* start *

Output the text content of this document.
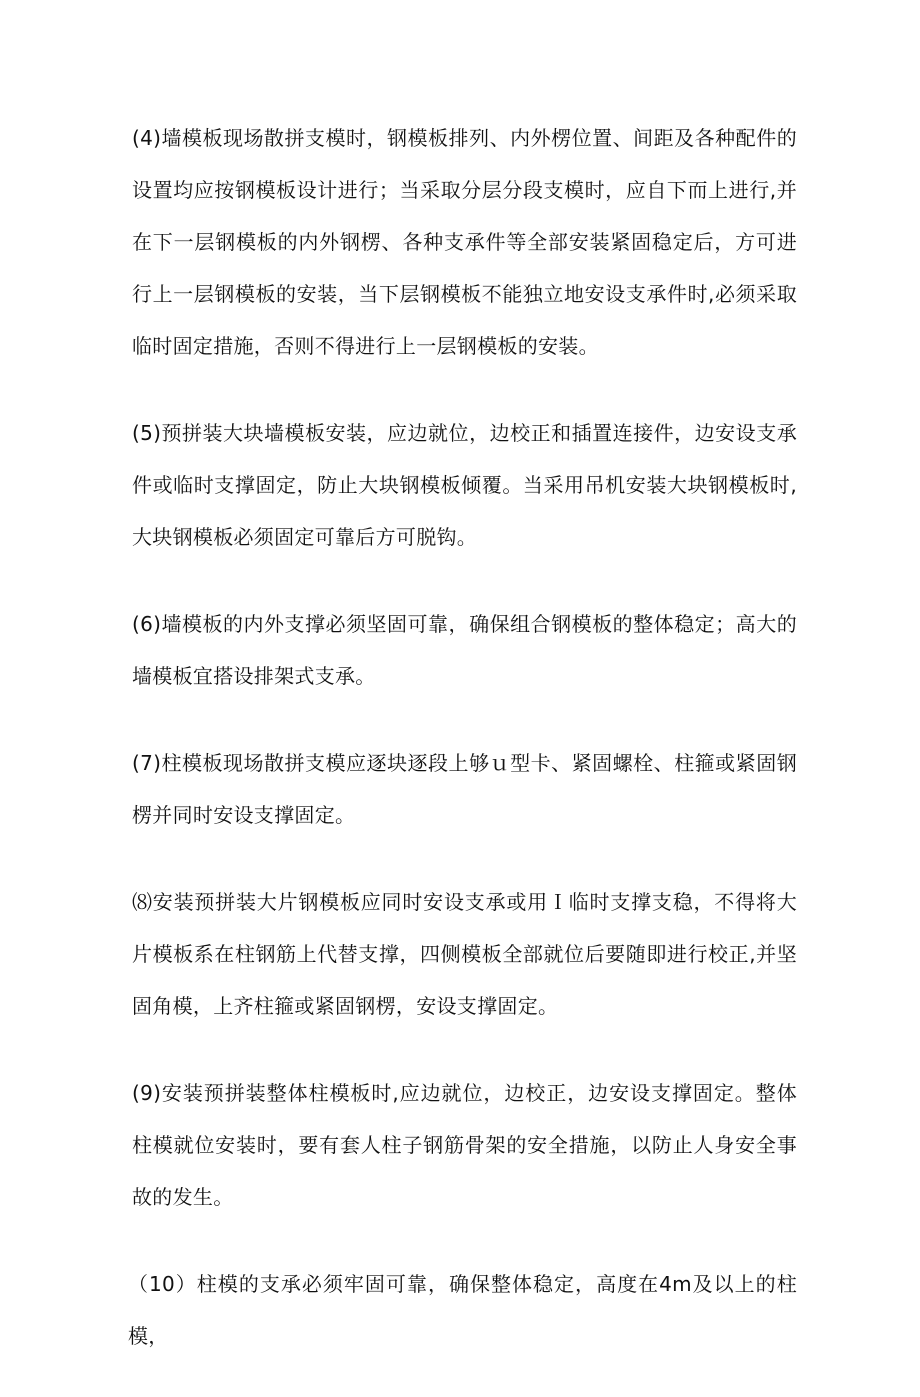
(4)墙模板现场散拼支模时，钢模板排列、内外楞位置、间距及各种配件的设置均应按钢模板设计进行；当采取分层分段支模时，应自下而上进行,并在下一层钢模板的内外钢楞、各种支承件等全部安装紧固稳定后，方可进行上一层钢模板的安装，当下层钢模板不能独立地安设支承件时,必须采取临时固定措施，否则不得进行上一层钢模板的安装。

(5)预拼装大块墙模板安装，应边就位，边校正和插置连接件，边安设支承件或临时支撑固定，防止大块钢模板倾覆。当采用吊机安装大块钢模板时,大块钢模板必须固定可靠后方可脱钩。

(6)墙模板的内外支撑必须坚固可靠，确保组合钢模板的整体稳定；高大的墙模板宜搭设排架式支承。

(7)柱模板现场散拼支模应逐块逐段上够ｕ型卡、紧固螺栓、柱箍或紧固钢楞并同时安设支撑固定。

⑻安装预拼装大片钢模板应同时安设支承或用Ｉ临时支撑支稳，不得将大片模板系在柱钢筋上代替支撑，四侧模板全部就位后要随即进行校正,并坚固角模，上齐柱箍或紧固钢楞，安设支撑固定。

(9)安装预拼装整体柱模板时,应边就位，边校正，边安设支撑固定。整体柱模就位安装时，要有套人柱子钢筋骨架的安全措施，以防止人身安全事故的发生。

（10）柱模的支承必须牢固可靠，确保整体稳定，高度在4m及以上的柱模，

* end *

Reproduce all of the entries word for word, skipping any pictures they hold.

### Solution for this task
Output the text content of this document.
(4)墙模板现场散拼支模时，钢模板排列、内外楞位置、间距及各种配件的设置均应按钢模板设计进行；当采取分层分段支模时，应自下而上进行,并在下一层钢模板的内外钢楞、各种支承件等全部安装紧固稳定后，方可进行上一层钢模板的安装，当下层钢模板不能独立地安设支承件时,必须采取临时固定措施，否则不得进行上一层钢模板的安装。

(5)预拼装大块墙模板安装，应边就位，边校正和插置连接件，边安设支承件或临时支撑固定，防止大块钢模板倾覆。当采用吊机安装大块钢模板时,大块钢模板必须固定可靠后方可脱钩。

(6)墙模板的内外支撑必须坚固可靠，确保组合钢模板的整体稳定；高大的墙模板宜搭设排架式支承。

(7)柱模板现场散拼支模应逐块逐段上够ｕ型卡、紧固螺栓、柱箍或紧固钢楞并同时安设支撑固定。

⑻安装预拼装大片钢模板应同时安设支承或用Ｉ临时支撑支稳，不得将大片模板系在柱钢筋上代替支撑，四侧模板全部就位后要随即进行校正,并坚固角模，上齐柱箍或紧固钢楞，安设支撑固定。

(9)安装预拼装整体柱模板时,应边就位，边校正，边安设支撑固定。整体柱模就位安装时，要有套人柱子钢筋骨架的安全措施，以防止人身安全事故的发生。

（10）柱模的支承必须牢固可靠，确保整体稳定，高度在4m及以上的柱模，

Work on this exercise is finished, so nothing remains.